[BEGIN]
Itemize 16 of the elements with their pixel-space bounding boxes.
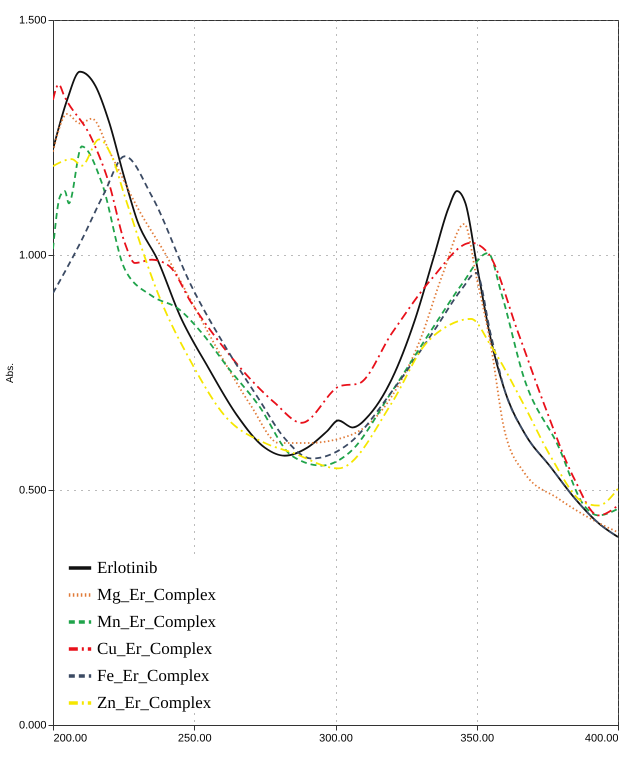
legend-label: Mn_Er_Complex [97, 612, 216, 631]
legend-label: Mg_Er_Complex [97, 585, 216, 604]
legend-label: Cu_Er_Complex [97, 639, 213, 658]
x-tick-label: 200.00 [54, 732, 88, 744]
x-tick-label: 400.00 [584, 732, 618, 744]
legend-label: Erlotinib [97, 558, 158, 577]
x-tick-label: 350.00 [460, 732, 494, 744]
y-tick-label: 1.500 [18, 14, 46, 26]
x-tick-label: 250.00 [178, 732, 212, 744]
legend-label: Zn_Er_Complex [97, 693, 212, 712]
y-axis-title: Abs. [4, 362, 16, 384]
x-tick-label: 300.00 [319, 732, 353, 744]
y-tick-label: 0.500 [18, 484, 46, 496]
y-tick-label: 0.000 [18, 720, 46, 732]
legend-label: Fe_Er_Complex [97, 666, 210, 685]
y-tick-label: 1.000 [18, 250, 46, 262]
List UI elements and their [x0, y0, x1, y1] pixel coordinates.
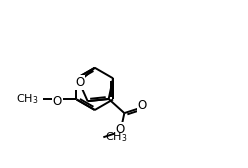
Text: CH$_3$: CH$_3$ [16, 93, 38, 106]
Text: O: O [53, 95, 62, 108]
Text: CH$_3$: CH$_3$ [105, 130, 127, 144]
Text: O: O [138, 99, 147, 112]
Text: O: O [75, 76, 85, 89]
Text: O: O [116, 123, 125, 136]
[END]
Quote the stretch of the records from the line that contains "legend-label: Mn_Er_Complex [97, 612, 216, 631]" through the line that contains "x-tick-label: 250.00 [178, 732, 212, 744]", both included.

legend-label: Mn_Er_Complex [97, 612, 216, 631]
legend-label: Mg_Er_Complex [97, 585, 216, 604]
legend-label: Cu_Er_Complex [97, 639, 213, 658]
x-tick-label: 200.00 [54, 732, 88, 744]
x-tick-label: 400.00 [584, 732, 618, 744]
legend-label: Erlotinib [97, 558, 158, 577]
x-tick-label: 350.00 [460, 732, 494, 744]
y-tick-label: 1.500 [18, 14, 46, 26]
x-tick-label: 250.00 [178, 732, 212, 744]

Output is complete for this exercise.